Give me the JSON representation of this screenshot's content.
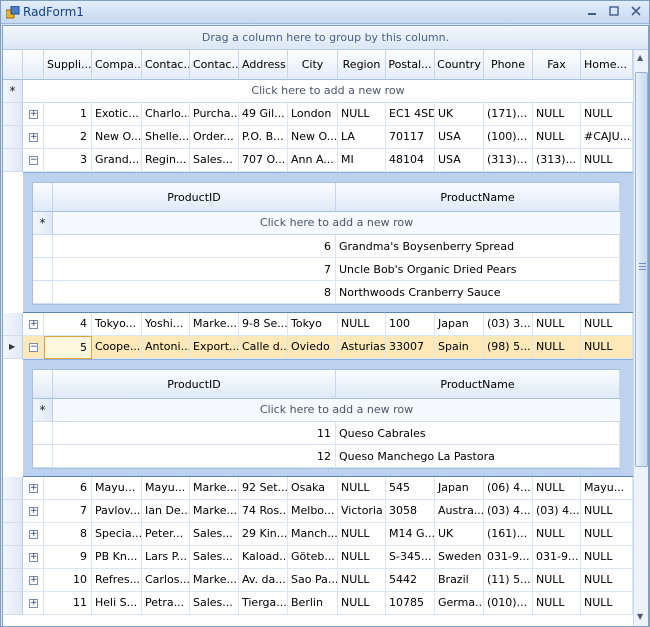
{
  "window": {
    "title": "RadForm1"
  },
  "group_panel": {
    "text": "Drag a column here to group by this column."
  },
  "new_row_text": "Click here to add a new row",
  "columns": [
    "Suppli...",
    "Compa...",
    "Contac...",
    "Contac...",
    "Address",
    "City",
    "Region",
    "Postal...",
    "Country",
    "Phone",
    "Fax",
    "Home..."
  ],
  "rows": [
    {
      "id": "1",
      "cells": [
        "Exotic...",
        "Charlo...",
        "Purcha...",
        "49 Gil...",
        "London",
        "NULL",
        "EC1 4SD",
        "UK",
        "(171)...",
        "NULL",
        "NULL"
      ],
      "expanded": false
    },
    {
      "id": "2",
      "cells": [
        "New O...",
        "Shelle...",
        "Order...",
        "P.O. B...",
        "New O...",
        "LA",
        "70117",
        "USA",
        "(100)...",
        "NULL",
        "#CAJU..."
      ],
      "expanded": false
    },
    {
      "id": "3",
      "cells": [
        "Grand...",
        "Regin...",
        "Sales...",
        "707 O...",
        "Ann A...",
        "MI",
        "48104",
        "USA",
        "(313)...",
        "(313)...",
        "NULL"
      ],
      "expanded": true
    },
    {
      "id": "4",
      "cells": [
        "Tokyo...",
        "Yoshi...",
        "Marke...",
        "9-8 Se...",
        "Tokyo",
        "NULL",
        "100",
        "Japan",
        "(03) 3...",
        "NULL",
        "NULL"
      ],
      "expanded": false
    },
    {
      "id": "5",
      "cells": [
        "Coope...",
        "Antoni...",
        "Export...",
        "Calle d...",
        "Oviedo",
        "Asturias",
        "33007",
        "Spain",
        "(98) 5...",
        "NULL",
        "NULL"
      ],
      "expanded": true,
      "selected": true
    },
    {
      "id": "6",
      "cells": [
        "Mayu...",
        "Mayu...",
        "Marke...",
        "92 Set...",
        "Osaka",
        "NULL",
        "545",
        "Japan",
        "(06) 4...",
        "NULL",
        "Mayu..."
      ],
      "expanded": false
    },
    {
      "id": "7",
      "cells": [
        "Pavlov...",
        "Ian De...",
        "Marke...",
        "74 Ros...",
        "Melbo...",
        "Victoria",
        "3058",
        "Austra...",
        "(03) 4...",
        "(03) 4...",
        "NULL"
      ],
      "expanded": false
    },
    {
      "id": "8",
      "cells": [
        "Specia...",
        "Peter...",
        "Sales...",
        "29 Kin...",
        "Manch...",
        "NULL",
        "M14 G...",
        "UK",
        "(161)...",
        "NULL",
        "NULL"
      ],
      "expanded": false
    },
    {
      "id": "9",
      "cells": [
        "PB Kn...",
        "Lars P...",
        "Sales...",
        "Kaload...",
        "Göteb...",
        "NULL",
        "S-345...",
        "Sweden",
        "031-9...",
        "031-9...",
        "NULL"
      ],
      "expanded": false
    },
    {
      "id": "10",
      "cells": [
        "Refres...",
        "Carlos...",
        "Marke...",
        "Av. da...",
        "Sao Pa...",
        "NULL",
        "5442",
        "Brazil",
        "(11) 5...",
        "NULL",
        "NULL"
      ],
      "expanded": false
    },
    {
      "id": "11",
      "cells": [
        "Heli S...",
        "Petra...",
        "Sales...",
        "Tierga...",
        "Berlin",
        "NULL",
        "10785",
        "Germa...",
        "(010)...",
        "NULL",
        "NULL"
      ],
      "expanded": false
    }
  ],
  "detail_columns": [
    "ProductID",
    "ProductName"
  ],
  "details": {
    "3": [
      [
        "6",
        "Grandma's Boysenberry Spread"
      ],
      [
        "7",
        "Uncle Bob's Organic Dried Pears"
      ],
      [
        "8",
        "Northwoods Cranberry Sauce"
      ]
    ],
    "5": [
      [
        "11",
        "Queso Cabrales"
      ],
      [
        "12",
        "Queso Manchego La Pastora"
      ]
    ]
  },
  "icons": {
    "expand": "plus-box-icon",
    "collapse": "minus-box-icon",
    "new_row": "asterisk-icon",
    "current_row": "row-pointer-icon"
  },
  "colors": {
    "selected_row": "#fde8b8",
    "accent": "#15428b"
  }
}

----------------

### Written problem
Take every line above carrying "Queso" and return it.

### Final answer
        "Queso Cabrales"
        "Queso Manchego La Pastora"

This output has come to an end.